EXTRACTED RECORDS:
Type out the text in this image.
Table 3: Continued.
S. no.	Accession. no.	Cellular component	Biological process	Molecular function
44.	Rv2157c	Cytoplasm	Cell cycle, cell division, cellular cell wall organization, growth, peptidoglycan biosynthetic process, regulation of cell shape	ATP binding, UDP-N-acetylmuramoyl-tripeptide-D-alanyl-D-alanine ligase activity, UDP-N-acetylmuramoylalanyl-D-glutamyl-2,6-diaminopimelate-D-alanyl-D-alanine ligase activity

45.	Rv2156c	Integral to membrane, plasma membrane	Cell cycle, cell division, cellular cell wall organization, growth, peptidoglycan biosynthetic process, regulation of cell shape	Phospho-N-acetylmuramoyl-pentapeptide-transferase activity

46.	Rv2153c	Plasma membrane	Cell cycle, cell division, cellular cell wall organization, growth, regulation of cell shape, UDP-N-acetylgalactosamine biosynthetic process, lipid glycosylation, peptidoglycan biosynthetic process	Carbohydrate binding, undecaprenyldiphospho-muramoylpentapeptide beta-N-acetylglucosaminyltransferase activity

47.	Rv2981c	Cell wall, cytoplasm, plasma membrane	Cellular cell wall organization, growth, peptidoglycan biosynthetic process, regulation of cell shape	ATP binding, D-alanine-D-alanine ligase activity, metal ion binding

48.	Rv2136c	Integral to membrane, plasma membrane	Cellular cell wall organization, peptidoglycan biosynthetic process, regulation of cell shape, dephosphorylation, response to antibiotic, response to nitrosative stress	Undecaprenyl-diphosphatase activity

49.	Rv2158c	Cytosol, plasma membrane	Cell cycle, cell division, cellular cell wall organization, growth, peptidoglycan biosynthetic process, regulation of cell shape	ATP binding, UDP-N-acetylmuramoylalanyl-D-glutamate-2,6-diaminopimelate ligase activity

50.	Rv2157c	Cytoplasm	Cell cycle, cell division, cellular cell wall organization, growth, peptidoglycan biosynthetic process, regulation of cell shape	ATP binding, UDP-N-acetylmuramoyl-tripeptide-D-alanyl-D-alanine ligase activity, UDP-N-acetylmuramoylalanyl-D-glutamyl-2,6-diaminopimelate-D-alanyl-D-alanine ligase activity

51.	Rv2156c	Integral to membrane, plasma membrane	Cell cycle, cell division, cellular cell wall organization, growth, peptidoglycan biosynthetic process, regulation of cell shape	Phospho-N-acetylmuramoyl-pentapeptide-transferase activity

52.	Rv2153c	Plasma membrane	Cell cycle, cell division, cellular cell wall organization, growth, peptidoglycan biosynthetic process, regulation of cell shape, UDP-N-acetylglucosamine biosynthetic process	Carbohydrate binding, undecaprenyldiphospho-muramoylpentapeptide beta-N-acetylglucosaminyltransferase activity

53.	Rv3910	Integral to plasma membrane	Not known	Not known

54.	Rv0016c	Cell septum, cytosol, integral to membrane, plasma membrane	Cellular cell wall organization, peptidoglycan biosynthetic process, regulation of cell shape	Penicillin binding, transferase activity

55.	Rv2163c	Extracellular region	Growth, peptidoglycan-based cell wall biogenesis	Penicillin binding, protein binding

WHAT YOU WILL DO: Search the entries above for lines containing the word "Penicillin", and copy each one.

RESULT OF THIS EXERCISE:
54.	Rv0016c	Cell septum, cytosol, integral to membrane, plasma membrane	Cellular cell wall organization, peptidoglycan biosynthetic process, regulation of cell shape	Penicillin binding, transferase activity
55.	Rv2163c	Extracellular region	Growth, peptidoglycan-based cell wall biogenesis	Penicillin binding, protein binding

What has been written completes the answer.